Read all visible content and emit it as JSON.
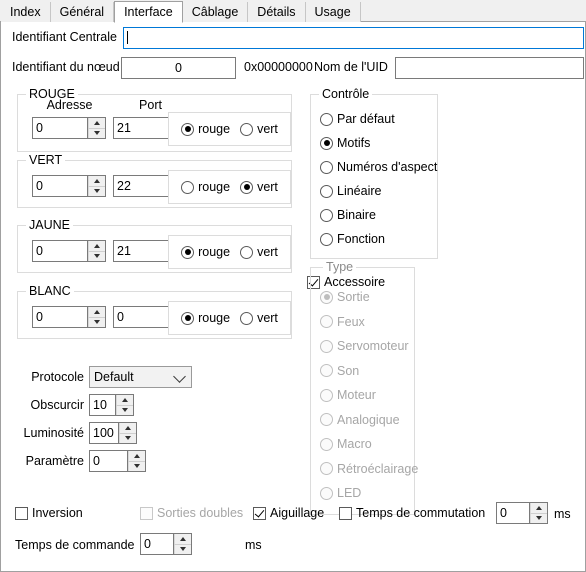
{
  "window": {
    "tabs": [
      {
        "label": "Index",
        "active": false
      },
      {
        "label": "Général",
        "active": false
      },
      {
        "label": "Interface",
        "active": true
      },
      {
        "label": "Câblage",
        "active": false
      },
      {
        "label": "Détails",
        "active": false
      },
      {
        "label": "Usage",
        "active": false
      }
    ]
  },
  "identity": {
    "central_label": "Identifiant Centrale",
    "central_value": "",
    "node_label": "Identifiant du nœud",
    "node_value": "0",
    "node_hex": "0x00000000",
    "uid_label": "Nom de l'UID",
    "uid_value": ""
  },
  "color_groups": [
    {
      "title": "ROUGE",
      "address_label": "Adresse",
      "address_value": "0",
      "port_label": "Port",
      "port_value": "21",
      "radio_rouge": "rouge",
      "radio_vert": "vert",
      "selected": "rouge"
    },
    {
      "title": "VERT",
      "address_label": "",
      "address_value": "0",
      "port_label": "",
      "port_value": "22",
      "radio_rouge": "rouge",
      "radio_vert": "vert",
      "selected": "vert"
    },
    {
      "title": "JAUNE",
      "address_label": "",
      "address_value": "0",
      "port_label": "",
      "port_value": "21",
      "radio_rouge": "rouge",
      "radio_vert": "vert",
      "selected": "rouge"
    },
    {
      "title": "BLANC",
      "address_label": "",
      "address_value": "0",
      "port_label": "",
      "port_value": "0",
      "radio_rouge": "rouge",
      "radio_vert": "vert",
      "selected": "rouge"
    }
  ],
  "settings": {
    "protocole_label": "Protocole",
    "protocole_value": "Default",
    "obscurcir_label": "Obscurcir",
    "obscurcir_value": "10",
    "luminosite_label": "Luminosité",
    "luminosite_value": "100",
    "parametre_label": "Paramètre",
    "parametre_value": "0"
  },
  "controle": {
    "title": "Contrôle",
    "options": [
      {
        "label": "Par défaut",
        "selected": false
      },
      {
        "label": "Motifs",
        "selected": true
      },
      {
        "label": "Numéros d'aspect",
        "selected": false
      },
      {
        "label": "Linéaire",
        "selected": false
      },
      {
        "label": "Binaire",
        "selected": false
      },
      {
        "label": "Fonction",
        "selected": false
      }
    ]
  },
  "accessoire": {
    "label": "Accessoire",
    "checked": true
  },
  "type": {
    "title": "Type",
    "disabled": true,
    "options": [
      {
        "label": "Sortie",
        "selected": true
      },
      {
        "label": "Feux",
        "selected": false
      },
      {
        "label": "Servomoteur",
        "selected": false
      },
      {
        "label": "Son",
        "selected": false
      },
      {
        "label": "Moteur",
        "selected": false
      },
      {
        "label": "Analogique",
        "selected": false
      },
      {
        "label": "Macro",
        "selected": false
      },
      {
        "label": "Rétroéclairage",
        "selected": false
      },
      {
        "label": "LED",
        "selected": false
      }
    ]
  },
  "bottom": {
    "inversion_label": "Inversion",
    "inversion_checked": false,
    "sorties_doubles_label": "Sorties doubles",
    "sorties_doubles_checked": false,
    "sorties_doubles_disabled": true,
    "aiguillage_label": "Aiguillage",
    "aiguillage_checked": true,
    "commutation_label": "Temps de commutation",
    "commutation_checked": false,
    "commutation_value": "0",
    "commutation_unit": "ms",
    "commande_label": "Temps de commande",
    "commande_value": "0",
    "commande_unit": "ms"
  },
  "colors": {
    "accent": "#0078d7",
    "panel_border": "#a0a0a0",
    "group_border": "#dcdcdc",
    "tab_bg": "#f0f0f0",
    "disabled_text": "#a6a6a6"
  }
}
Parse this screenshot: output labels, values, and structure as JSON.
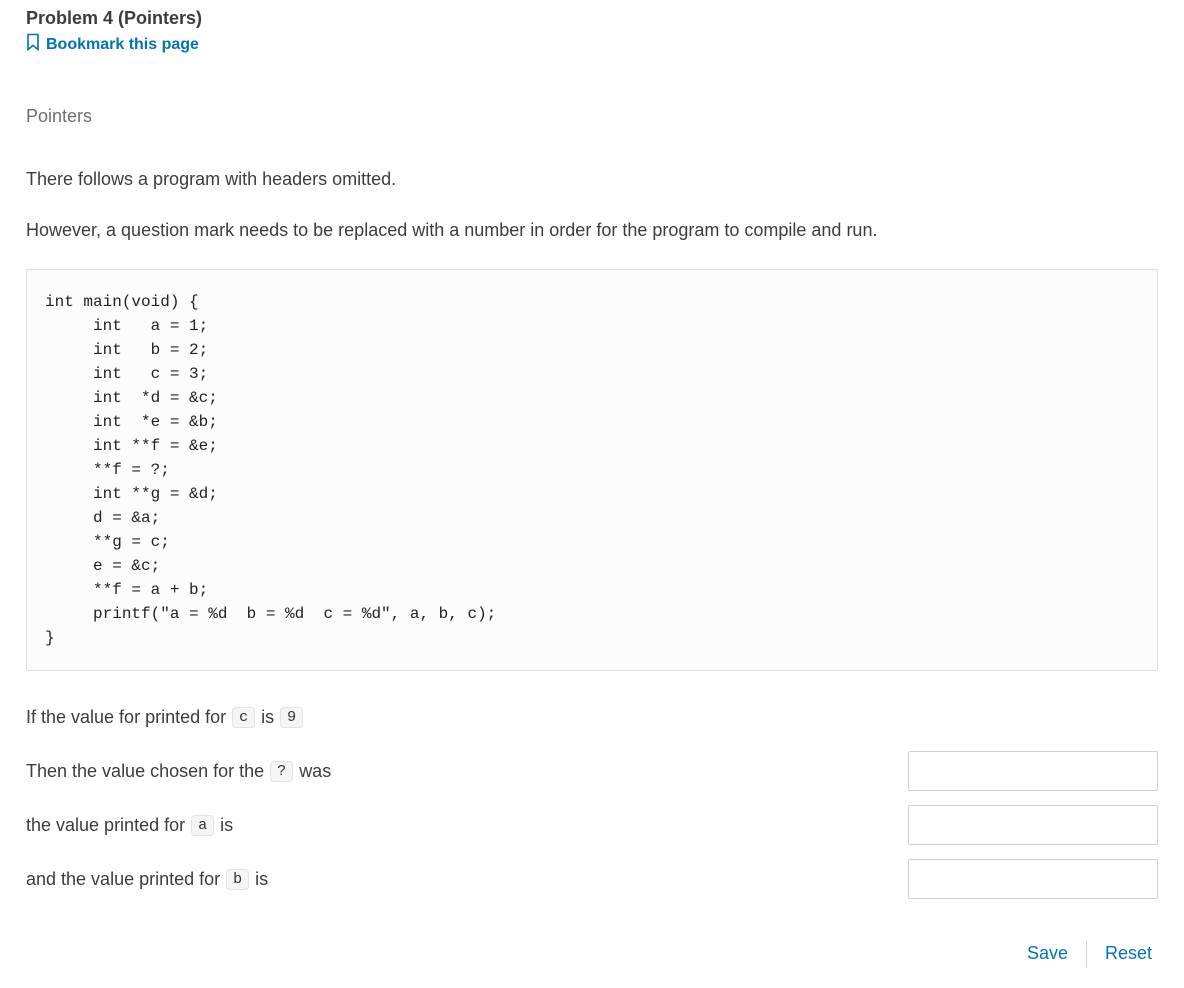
{
  "header": {
    "title": "Problem 4 (Pointers)",
    "bookmark_label": "Bookmark this page"
  },
  "subtitle": "Pointers",
  "paragraphs": {
    "p1": "There follows a program with headers omitted.",
    "p2": "However, a question mark needs to be replaced with a number in order for the program to compile and run."
  },
  "code": "int main(void) {\n     int   a = 1;\n     int   b = 2;\n     int   c = 3;\n     int  *d = &c;\n     int  *e = &b;\n     int **f = &e;\n     **f = ?;\n     int **g = &d;\n     d = &a;\n     **g = c;\n     e = &c;\n     **f = a + b;\n     printf(\"a = %d  b = %d  c = %d\", a, b, c);\n}",
  "answers": {
    "r1": {
      "t0": "If the value for printed for",
      "pill0": "c",
      "t1": "is",
      "pill1": "9"
    },
    "r2": {
      "t0": "Then the value chosen for the",
      "pill0": "?",
      "t1": "was"
    },
    "r3": {
      "t0": "the value printed for",
      "pill0": "a",
      "t1": "is"
    },
    "r4": {
      "t0": "and the value printed for",
      "pill0": "b",
      "t1": "is"
    }
  },
  "buttons": {
    "save": "Save",
    "reset": "Reset"
  }
}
☆ ☆ ☆
■ Stated goal ■
Reproduce every entry exactly, but omit each picture.

■ Response ■
Read all visible content and emit it as JSON.
{
  "window": {
    "tabs": [
      {
        "label": "Index",
        "active": false
      },
      {
        "label": "Général",
        "active": false
      },
      {
        "label": "Interface",
        "active": true
      },
      {
        "label": "Câblage",
        "active": false
      },
      {
        "label": "Détails",
        "active": false
      },
      {
        "label": "Usage",
        "active": false
      }
    ]
  },
  "identity": {
    "central_label": "Identifiant Centrale",
    "central_value": "",
    "node_label": "Identifiant du nœud",
    "node_value": "0",
    "node_hex": "0x00000000",
    "uid_label": "Nom de l'UID",
    "uid_value": ""
  },
  "color_groups": [
    {
      "title": "ROUGE",
      "address_label": "Adresse",
      "address_value": "0",
      "port_label": "Port",
      "port_value": "21",
      "radio_rouge": "rouge",
      "radio_vert": "vert",
      "selected": "rouge"
    },
    {
      "title": "VERT",
      "address_label": "",
      "address_value": "0",
      "port_label": "",
      "port_value": "22",
      "radio_rouge": "rouge",
      "radio_vert": "vert",
      "selected": "vert"
    },
    {
      "title": "JAUNE",
      "address_label": "",
      "address_value": "0",
      "port_label": "",
      "port_value": "21",
      "radio_rouge": "rouge",
      "radio_vert": "vert",
      "selected": "rouge"
    },
    {
      "title": "BLANC",
      "address_label": "",
      "address_value": "0",
      "port_label": "",
      "port_value": "0",
      "radio_rouge": "rouge",
      "radio_vert": "vert",
      "selected": "rouge"
    }
  ],
  "settings": {
    "protocole_label": "Protocole",
    "protocole_value": "Default",
    "obscurcir_label": "Obscurcir",
    "obscurcir_value": "10",
    "luminosite_label": "Luminosité",
    "luminosite_value": "100",
    "parametre_label": "Paramètre",
    "parametre_value": "0"
  },
  "controle": {
    "title": "Contrôle",
    "options": [
      {
        "label": "Par défaut",
        "selected": false
      },
      {
        "label": "Motifs",
        "selected": true
      },
      {
        "label": "Numéros d'aspect",
        "selected": false
      },
      {
        "label": "Linéaire",
        "selected": false
      },
      {
        "label": "Binaire",
        "selected": false
      },
      {
        "label": "Fonction",
        "selected": false
      }
    ]
  },
  "accessoire": {
    "label": "Accessoire",
    "checked": true
  },
  "type": {
    "title": "Type",
    "disabled": true,
    "options": [
      {
        "label": "Sortie",
        "selected": true
      },
      {
        "label": "Feux",
        "selected": false
      },
      {
        "label": "Servomoteur",
        "selected": false
      },
      {
        "label": "Son",
        "selected": false
      },
      {
        "label": "Moteur",
        "selected": false
      },
      {
        "label": "Analogique",
        "selected": false
      },
      {
        "label": "Macro",
        "selected": false
      },
      {
        "label": "Rétroéclairage",
        "selected": false
      },
      {
        "label": "LED",
        "selected": false
      }
    ]
  },
  "bottom": {
    "inversion_label": "Inversion",
    "inversion_checked": false,
    "sorties_doubles_label": "Sorties doubles",
    "sorties_doubles_checked": false,
    "sorties_doubles_disabled": true,
    "aiguillage_label": "Aiguillage",
    "aiguillage_checked": true,
    "commutation_label": "Temps de commutation",
    "commutation_checked": false,
    "commutation_value": "0",
    "commutation_unit": "ms",
    "commande_label": "Temps de commande",
    "commande_value": "0",
    "commande_unit": "ms"
  },
  "colors": {
    "accent": "#0078d7",
    "panel_border": "#a0a0a0",
    "group_border": "#dcdcdc",
    "tab_bg": "#f0f0f0",
    "disabled_text": "#a6a6a6"
  }
}
Parse this screenshot: output labels, values, and structure as JSON.
{
  "header": {
    "title": "Problem 4 (Pointers)",
    "bookmark_label": "Bookmark this page"
  },
  "subtitle": "Pointers",
  "paragraphs": {
    "p1": "There follows a program with headers omitted.",
    "p2": "However, a question mark needs to be replaced with a number in order for the program to compile and run."
  },
  "code": "int main(void) {\n     int   a = 1;\n     int   b = 2;\n     int   c = 3;\n     int  *d = &c;\n     int  *e = &b;\n     int **f = &e;\n     **f = ?;\n     int **g = &d;\n     d = &a;\n     **g = c;\n     e = &c;\n     **f = a + b;\n     printf(\"a = %d  b = %d  c = %d\", a, b, c);\n}",
  "answers": {
    "r1": {
      "t0": "If the value for printed for",
      "pill0": "c",
      "t1": "is",
      "pill1": "9"
    },
    "r2": {
      "t0": "Then the value chosen for the",
      "pill0": "?",
      "t1": "was"
    },
    "r3": {
      "t0": "the value printed for",
      "pill0": "a",
      "t1": "is"
    },
    "r4": {
      "t0": "and the value printed for",
      "pill0": "b",
      "t1": "is"
    }
  },
  "buttons": {
    "save": "Save",
    "reset": "Reset"
  }
}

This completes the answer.